WHAT YOU WILL DO: Filter this material down to the lines that hold "kind", copying each one.
+---+
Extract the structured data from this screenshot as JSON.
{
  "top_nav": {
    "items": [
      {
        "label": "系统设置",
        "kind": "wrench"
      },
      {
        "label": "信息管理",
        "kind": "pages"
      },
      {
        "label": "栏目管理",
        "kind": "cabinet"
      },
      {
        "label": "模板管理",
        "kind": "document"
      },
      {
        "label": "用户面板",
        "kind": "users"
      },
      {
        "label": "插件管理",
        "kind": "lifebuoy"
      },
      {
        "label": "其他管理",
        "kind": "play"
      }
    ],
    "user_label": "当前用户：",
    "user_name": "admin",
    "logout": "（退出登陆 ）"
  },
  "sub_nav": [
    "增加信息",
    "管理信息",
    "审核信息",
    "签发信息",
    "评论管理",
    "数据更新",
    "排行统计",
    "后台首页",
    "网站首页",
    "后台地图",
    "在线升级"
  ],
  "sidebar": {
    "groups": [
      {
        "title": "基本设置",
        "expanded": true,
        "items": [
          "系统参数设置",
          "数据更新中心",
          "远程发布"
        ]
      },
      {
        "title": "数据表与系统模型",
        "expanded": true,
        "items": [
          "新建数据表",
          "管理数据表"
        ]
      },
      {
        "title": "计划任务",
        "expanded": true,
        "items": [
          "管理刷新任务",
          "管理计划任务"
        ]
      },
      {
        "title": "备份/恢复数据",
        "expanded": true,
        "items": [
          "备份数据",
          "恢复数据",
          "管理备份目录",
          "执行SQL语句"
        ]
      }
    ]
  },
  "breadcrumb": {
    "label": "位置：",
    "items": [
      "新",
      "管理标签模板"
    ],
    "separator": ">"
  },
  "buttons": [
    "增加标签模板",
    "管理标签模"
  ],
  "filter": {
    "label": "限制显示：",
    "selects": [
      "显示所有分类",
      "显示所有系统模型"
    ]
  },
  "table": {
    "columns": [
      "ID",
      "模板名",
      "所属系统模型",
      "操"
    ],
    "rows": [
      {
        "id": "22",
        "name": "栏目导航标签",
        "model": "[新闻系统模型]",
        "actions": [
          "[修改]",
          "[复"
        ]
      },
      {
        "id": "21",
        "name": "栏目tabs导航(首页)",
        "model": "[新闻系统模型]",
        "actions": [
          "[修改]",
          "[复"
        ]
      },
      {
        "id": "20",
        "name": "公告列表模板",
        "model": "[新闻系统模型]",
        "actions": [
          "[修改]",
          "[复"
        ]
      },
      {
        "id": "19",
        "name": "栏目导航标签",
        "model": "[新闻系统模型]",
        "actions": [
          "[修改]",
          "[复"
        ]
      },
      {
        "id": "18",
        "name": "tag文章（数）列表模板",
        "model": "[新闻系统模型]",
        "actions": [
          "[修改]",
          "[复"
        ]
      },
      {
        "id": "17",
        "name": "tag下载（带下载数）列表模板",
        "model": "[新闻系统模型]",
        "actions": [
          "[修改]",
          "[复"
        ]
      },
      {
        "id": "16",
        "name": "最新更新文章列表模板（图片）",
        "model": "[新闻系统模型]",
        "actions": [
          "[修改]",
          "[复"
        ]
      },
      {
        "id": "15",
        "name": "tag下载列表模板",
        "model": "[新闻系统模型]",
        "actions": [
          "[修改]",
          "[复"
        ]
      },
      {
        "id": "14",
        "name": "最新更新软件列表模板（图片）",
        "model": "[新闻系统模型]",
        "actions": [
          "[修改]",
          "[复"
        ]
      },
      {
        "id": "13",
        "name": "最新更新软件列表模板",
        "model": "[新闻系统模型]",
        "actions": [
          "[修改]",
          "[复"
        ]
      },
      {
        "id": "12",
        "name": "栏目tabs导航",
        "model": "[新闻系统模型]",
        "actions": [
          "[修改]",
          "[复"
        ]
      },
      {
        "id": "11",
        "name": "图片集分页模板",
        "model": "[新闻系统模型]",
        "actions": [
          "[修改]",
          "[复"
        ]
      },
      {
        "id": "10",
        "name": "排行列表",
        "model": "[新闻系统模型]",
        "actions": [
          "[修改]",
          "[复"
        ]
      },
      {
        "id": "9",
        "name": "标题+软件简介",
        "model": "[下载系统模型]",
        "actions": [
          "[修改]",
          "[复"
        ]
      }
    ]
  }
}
+---+
OUTPUT OF THE TASK:
        "kind": "wrench"
        "kind": "pages"
        "kind": "cabinet"
        "kind": "document"
        "kind": "users"
        "kind": "lifebuoy"
        "kind": "play"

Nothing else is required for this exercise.